Written task — Each entry below is to be written out exactly, and the pictures are to be left out.

____ Information provided

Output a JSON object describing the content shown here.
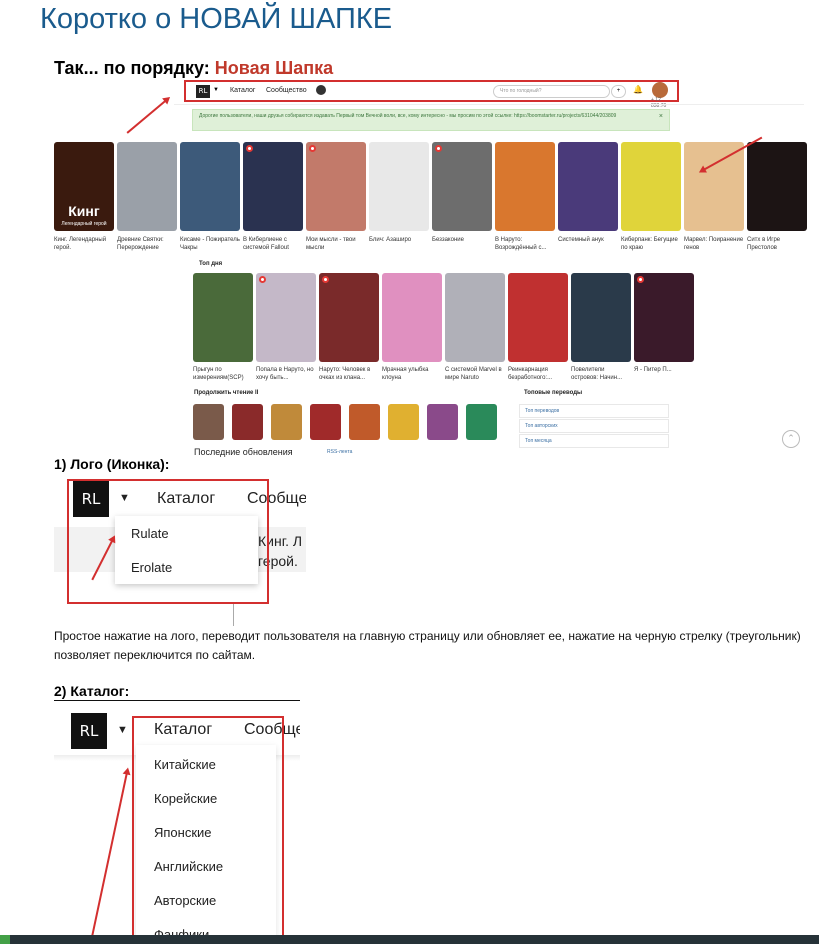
{
  "page_title": "Коротко о НОВАЙ ШАПКЕ",
  "intro": {
    "prefix": "Так... по порядку:",
    "accent": "Новая Шапка"
  },
  "mini_header": {
    "logo": "RL",
    "nav": [
      "Каталог",
      "Сообщество"
    ],
    "search_placeholder": "Что по голодный?",
    "balance": "+ 12 838.70"
  },
  "alert": {
    "text": "Дорогие пользователи, наши друзья собираются издавать Первый том Вечной воли, все, кому интересно - мы просим по этой ссылке: https://boomstarter.ru/projects/631044/203809",
    "close": "×"
  },
  "books_row1": [
    {
      "title": "Кинг. Легендарный герой.",
      "overlay": "Кинг",
      "overlay_sub": "Легендарный герой",
      "color": "#3a1a0e"
    },
    {
      "title": "Древние Святки: Перерождение",
      "overlay": "",
      "overlay_sub": "",
      "color": "#9aa0a8"
    },
    {
      "title": "Кисаме - Пожиратель Чакры",
      "overlay": "",
      "overlay_sub": "",
      "color": "#3d5a7a"
    },
    {
      "title": "В Киберлиене с системой Fallout",
      "overlay": "",
      "overlay_sub": "",
      "color": "#2a3250"
    },
    {
      "title": "Мои мысли - твои мысли",
      "overlay": "",
      "overlay_sub": "",
      "color": "#c27a6a"
    },
    {
      "title": "Блич: Азаширо",
      "overlay": "",
      "overlay_sub": "",
      "color": "#e8e8e8"
    },
    {
      "title": "Беззаконие",
      "overlay": "",
      "overlay_sub": "",
      "color": "#6d6d6d"
    },
    {
      "title": "В Наруто: Возрождённый с...",
      "overlay": "",
      "overlay_sub": "",
      "color": "#d9772e"
    },
    {
      "title": "Системный анук",
      "overlay": "",
      "overlay_sub": "",
      "color": "#4a3a7a"
    },
    {
      "title": "Киберпанк: Бегущие по краю",
      "overlay": "",
      "overlay_sub": "",
      "color": "#e0d43a"
    },
    {
      "title": "Марвел: Поиранение генов",
      "overlay": "",
      "overlay_sub": "",
      "color": "#e6c090"
    },
    {
      "title": "Ситх в Игре Престолов",
      "overlay": "",
      "overlay_sub": "",
      "color": "#1c1414"
    }
  ],
  "top_day": {
    "heading": "Топ дня",
    "books": [
      {
        "title": "Прыгун по измерениям(SCP)",
        "color": "#4a6a3a"
      },
      {
        "title": "Попала в Наруто, но хочу быть...",
        "color": "#c4b8c8"
      },
      {
        "title": "Наруто: Человек в очках из клана...",
        "color": "#7a2a2a"
      },
      {
        "title": "Мрачная улыбка клоуна",
        "color": "#e090c0"
      },
      {
        "title": "С системой Marvel в мире Naruto",
        "color": "#b0b0b8"
      },
      {
        "title": "Реинкарнация безработного:...",
        "color": "#c03030"
      },
      {
        "title": "Повелители островов: Начин...",
        "color": "#2a3a4a"
      },
      {
        "title": "Я - Питер П...",
        "color": "#3a1a2a"
      }
    ]
  },
  "continue_reading": {
    "heading": "Продолжить чтение II",
    "thumb_colors": [
      "#7a5a4a",
      "#8a2a2a",
      "#c08a3a",
      "#a02a2a",
      "#c05a2a",
      "#e0b030",
      "#8a4a8a",
      "#2a8a5a"
    ]
  },
  "top_translations": {
    "heading": "Топовые переводы",
    "items": [
      "Топ переводов",
      "Топ авторских",
      "Топ месяца"
    ]
  },
  "latest_updates": {
    "heading": "Последние обновления",
    "link": "RSS-лента"
  },
  "section1": {
    "heading": "1) Лого (Иконка):",
    "logo": "RL",
    "caret": "▼",
    "nav": [
      "Каталог",
      "Сообщест"
    ],
    "dropdown": [
      "Rulate",
      "Erolate"
    ],
    "behind": [
      "Кинг. Л",
      "герой."
    ]
  },
  "paragraph": "Простое нажатие на лого, переводит пользователя на главную страницу или обновляет ее, нажатие на черную стрелку (треугольник) позволяет переключится по сайтам.",
  "section2": {
    "heading": "2) Каталог:",
    "logo": "RL",
    "caret": "▼",
    "nav": [
      "Каталог",
      "Сообщест"
    ],
    "dropdown": [
      "Китайские",
      "Корейские",
      "Японские",
      "Английские",
      "Авторские",
      "Фанфики"
    ]
  },
  "colors": {
    "title": "#1a5b8d",
    "accent": "#c0392b",
    "highlight": "#d32f2f"
  }
}
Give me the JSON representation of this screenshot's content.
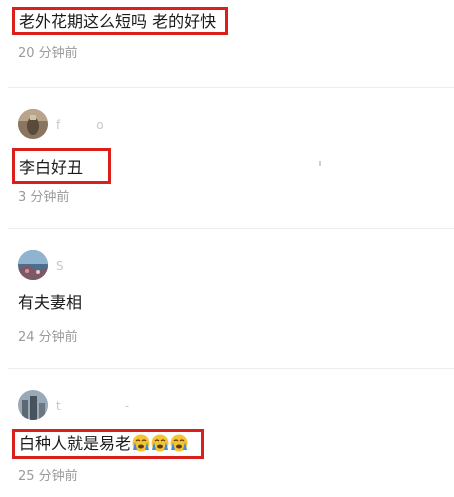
{
  "comments": [
    {
      "text": "老外花期这么短吗 老的好快",
      "time": "20 分钟前",
      "highlighted": true
    },
    {
      "avatar": "avatar-photo-1",
      "username": "f",
      "username_tail": "o",
      "text": "李白好丑",
      "time": "3 分钟前",
      "highlighted": true
    },
    {
      "avatar": "avatar-photo-2",
      "username": "S",
      "text": "有夫妻相",
      "time": "24 分钟前",
      "highlighted": false
    },
    {
      "avatar": "avatar-photo-3",
      "username": "t",
      "username_tail": "-",
      "text": "白种人就是易老",
      "emojis": [
        "crying-face-icon",
        "crying-face-icon",
        "crying-face-icon"
      ],
      "time": "25 分钟前",
      "highlighted": true
    }
  ],
  "colors": {
    "highlight_border": "#d9201b",
    "timestamp": "#9b9b9b",
    "divider": "#ececec",
    "emoji_face": "#f7c431",
    "emoji_tears": "#3b8fd9"
  }
}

________

Output —
Output a JSON object describing the content shown here.
{
  "page_title": "Коротко о НОВАЙ ШАПКЕ",
  "intro": {
    "prefix": "Так... по порядку:",
    "accent": "Новая Шапка"
  },
  "mini_header": {
    "logo": "RL",
    "nav": [
      "Каталог",
      "Сообщество"
    ],
    "search_placeholder": "Что по голодный?",
    "balance": "+ 12 838.70"
  },
  "alert": {
    "text": "Дорогие пользователи, наши друзья собираются издавать Первый том Вечной воли, все, кому интересно - мы просим по этой ссылке: https://boomstarter.ru/projects/631044/203809",
    "close": "×"
  },
  "books_row1": [
    {
      "title": "Кинг. Легендарный герой.",
      "overlay": "Кинг",
      "overlay_sub": "Легендарный герой",
      "color": "#3a1a0e"
    },
    {
      "title": "Древние Святки: Перерождение",
      "overlay": "",
      "overlay_sub": "",
      "color": "#9aa0a8"
    },
    {
      "title": "Кисаме - Пожиратель Чакры",
      "overlay": "",
      "overlay_sub": "",
      "color": "#3d5a7a"
    },
    {
      "title": "В Киберлиене с системой Fallout",
      "overlay": "",
      "overlay_sub": "",
      "color": "#2a3250"
    },
    {
      "title": "Мои мысли - твои мысли",
      "overlay": "",
      "overlay_sub": "",
      "color": "#c27a6a"
    },
    {
      "title": "Блич: Азаширо",
      "overlay": "",
      "overlay_sub": "",
      "color": "#e8e8e8"
    },
    {
      "title": "Беззаконие",
      "overlay": "",
      "overlay_sub": "",
      "color": "#6d6d6d"
    },
    {
      "title": "В Наруто: Возрождённый с...",
      "overlay": "",
      "overlay_sub": "",
      "color": "#d9772e"
    },
    {
      "title": "Системный анук",
      "overlay": "",
      "overlay_sub": "",
      "color": "#4a3a7a"
    },
    {
      "title": "Киберпанк: Бегущие по краю",
      "overlay": "",
      "overlay_sub": "",
      "color": "#e0d43a"
    },
    {
      "title": "Марвел: Поиранение генов",
      "overlay": "",
      "overlay_sub": "",
      "color": "#e6c090"
    },
    {
      "title": "Ситх в Игре Престолов",
      "overlay": "",
      "overlay_sub": "",
      "color": "#1c1414"
    }
  ],
  "top_day": {
    "heading": "Топ дня",
    "books": [
      {
        "title": "Прыгун по измерениям(SCP)",
        "color": "#4a6a3a"
      },
      {
        "title": "Попала в Наруто, но хочу быть...",
        "color": "#c4b8c8"
      },
      {
        "title": "Наруто: Человек в очках из клана...",
        "color": "#7a2a2a"
      },
      {
        "title": "Мрачная улыбка клоуна",
        "color": "#e090c0"
      },
      {
        "title": "С системой Marvel в мире Naruto",
        "color": "#b0b0b8"
      },
      {
        "title": "Реинкарнация безработного:...",
        "color": "#c03030"
      },
      {
        "title": "Повелители островов: Начин...",
        "color": "#2a3a4a"
      },
      {
        "title": "Я - Питер П...",
        "color": "#3a1a2a"
      }
    ]
  },
  "continue_reading": {
    "heading": "Продолжить чтение II",
    "thumb_colors": [
      "#7a5a4a",
      "#8a2a2a",
      "#c08a3a",
      "#a02a2a",
      "#c05a2a",
      "#e0b030",
      "#8a4a8a",
      "#2a8a5a"
    ]
  },
  "top_translations": {
    "heading": "Топовые переводы",
    "items": [
      "Топ переводов",
      "Топ авторских",
      "Топ месяца"
    ]
  },
  "latest_updates": {
    "heading": "Последние обновления",
    "link": "RSS-лента"
  },
  "section1": {
    "heading": "1) Лого (Иконка):",
    "logo": "RL",
    "caret": "▼",
    "nav": [
      "Каталог",
      "Сообщест"
    ],
    "dropdown": [
      "Rulate",
      "Erolate"
    ],
    "behind": [
      "Кинг. Л",
      "герой."
    ]
  },
  "paragraph": "Простое нажатие на лого, переводит пользователя на главную страницу или обновляет ее, нажатие на черную стрелку (треугольник) позволяет переключится по сайтам.",
  "section2": {
    "heading": "2) Каталог:",
    "logo": "RL",
    "caret": "▼",
    "nav": [
      "Каталог",
      "Сообщест"
    ],
    "dropdown": [
      "Китайские",
      "Корейские",
      "Японские",
      "Английские",
      "Авторские",
      "Фанфики"
    ]
  },
  "colors": {
    "title": "#1a5b8d",
    "accent": "#c0392b",
    "highlight": "#d32f2f"
  }
}
Give me the JSON representation of this screenshot's content.
{
  "comments": [
    {
      "text": "老外花期这么短吗 老的好快",
      "time": "20 分钟前",
      "highlighted": true
    },
    {
      "avatar": "avatar-photo-1",
      "username": "f",
      "username_tail": "o",
      "text": "李白好丑",
      "time": "3 分钟前",
      "highlighted": true
    },
    {
      "avatar": "avatar-photo-2",
      "username": "S",
      "text": "有夫妻相",
      "time": "24 分钟前",
      "highlighted": false
    },
    {
      "avatar": "avatar-photo-3",
      "username": "t",
      "username_tail": "-",
      "text": "白种人就是易老",
      "emojis": [
        "crying-face-icon",
        "crying-face-icon",
        "crying-face-icon"
      ],
      "time": "25 分钟前",
      "highlighted": true
    }
  ],
  "colors": {
    "highlight_border": "#d9201b",
    "timestamp": "#9b9b9b",
    "divider": "#ececec",
    "emoji_face": "#f7c431",
    "emoji_tears": "#3b8fd9"
  }
}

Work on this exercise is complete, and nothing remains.